▸ **What is required**: Records follow. Select each line holding "title".

▸ **Data supplied**:
..........

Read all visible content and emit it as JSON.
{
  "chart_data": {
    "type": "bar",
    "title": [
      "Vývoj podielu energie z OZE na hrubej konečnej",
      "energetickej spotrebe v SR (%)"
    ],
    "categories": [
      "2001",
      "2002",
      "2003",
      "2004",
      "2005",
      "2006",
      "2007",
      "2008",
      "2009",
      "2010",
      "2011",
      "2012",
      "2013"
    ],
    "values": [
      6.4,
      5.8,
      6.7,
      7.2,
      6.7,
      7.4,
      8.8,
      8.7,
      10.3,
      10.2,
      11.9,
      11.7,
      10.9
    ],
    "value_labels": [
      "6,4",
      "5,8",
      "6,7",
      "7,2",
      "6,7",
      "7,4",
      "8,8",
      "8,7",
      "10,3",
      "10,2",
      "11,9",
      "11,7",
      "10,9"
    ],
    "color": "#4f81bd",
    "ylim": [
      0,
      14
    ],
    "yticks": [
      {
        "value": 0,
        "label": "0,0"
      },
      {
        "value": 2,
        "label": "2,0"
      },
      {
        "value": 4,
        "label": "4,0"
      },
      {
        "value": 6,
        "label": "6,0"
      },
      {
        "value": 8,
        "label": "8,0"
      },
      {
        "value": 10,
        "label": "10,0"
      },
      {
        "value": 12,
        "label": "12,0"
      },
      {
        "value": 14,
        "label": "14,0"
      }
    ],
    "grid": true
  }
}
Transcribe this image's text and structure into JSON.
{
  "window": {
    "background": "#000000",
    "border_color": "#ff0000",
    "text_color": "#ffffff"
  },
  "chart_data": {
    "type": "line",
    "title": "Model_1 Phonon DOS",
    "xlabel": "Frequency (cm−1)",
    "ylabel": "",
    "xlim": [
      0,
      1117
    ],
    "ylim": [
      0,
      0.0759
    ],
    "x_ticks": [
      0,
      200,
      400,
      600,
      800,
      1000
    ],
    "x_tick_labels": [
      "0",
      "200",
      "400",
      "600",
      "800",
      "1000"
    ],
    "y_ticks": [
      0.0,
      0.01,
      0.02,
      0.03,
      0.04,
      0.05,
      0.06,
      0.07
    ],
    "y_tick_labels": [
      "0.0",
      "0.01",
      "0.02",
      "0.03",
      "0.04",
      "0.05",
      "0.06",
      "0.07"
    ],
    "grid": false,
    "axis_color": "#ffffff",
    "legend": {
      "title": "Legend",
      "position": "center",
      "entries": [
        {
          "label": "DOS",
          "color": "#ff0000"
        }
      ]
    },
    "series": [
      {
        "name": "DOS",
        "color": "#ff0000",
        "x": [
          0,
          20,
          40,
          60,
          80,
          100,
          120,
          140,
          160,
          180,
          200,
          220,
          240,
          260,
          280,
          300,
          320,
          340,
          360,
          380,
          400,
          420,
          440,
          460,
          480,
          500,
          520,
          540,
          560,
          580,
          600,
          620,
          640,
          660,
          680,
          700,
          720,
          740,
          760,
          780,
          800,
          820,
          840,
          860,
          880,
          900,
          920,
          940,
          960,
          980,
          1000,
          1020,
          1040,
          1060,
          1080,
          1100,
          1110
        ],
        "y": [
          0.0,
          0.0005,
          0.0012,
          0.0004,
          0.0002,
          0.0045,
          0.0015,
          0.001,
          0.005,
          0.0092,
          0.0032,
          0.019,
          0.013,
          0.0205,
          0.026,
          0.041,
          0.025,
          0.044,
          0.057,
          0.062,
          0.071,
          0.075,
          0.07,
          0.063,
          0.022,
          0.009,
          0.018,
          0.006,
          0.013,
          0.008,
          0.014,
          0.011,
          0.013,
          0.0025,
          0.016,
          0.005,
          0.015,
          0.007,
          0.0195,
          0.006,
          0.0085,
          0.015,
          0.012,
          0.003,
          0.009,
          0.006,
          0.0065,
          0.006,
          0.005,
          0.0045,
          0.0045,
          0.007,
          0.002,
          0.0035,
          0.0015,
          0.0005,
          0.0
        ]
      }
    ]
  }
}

..........

▸ **Solution for this exercise**:
    "title": [
    "title": "Model_1 Phonon DOS",
      "title": "Legend",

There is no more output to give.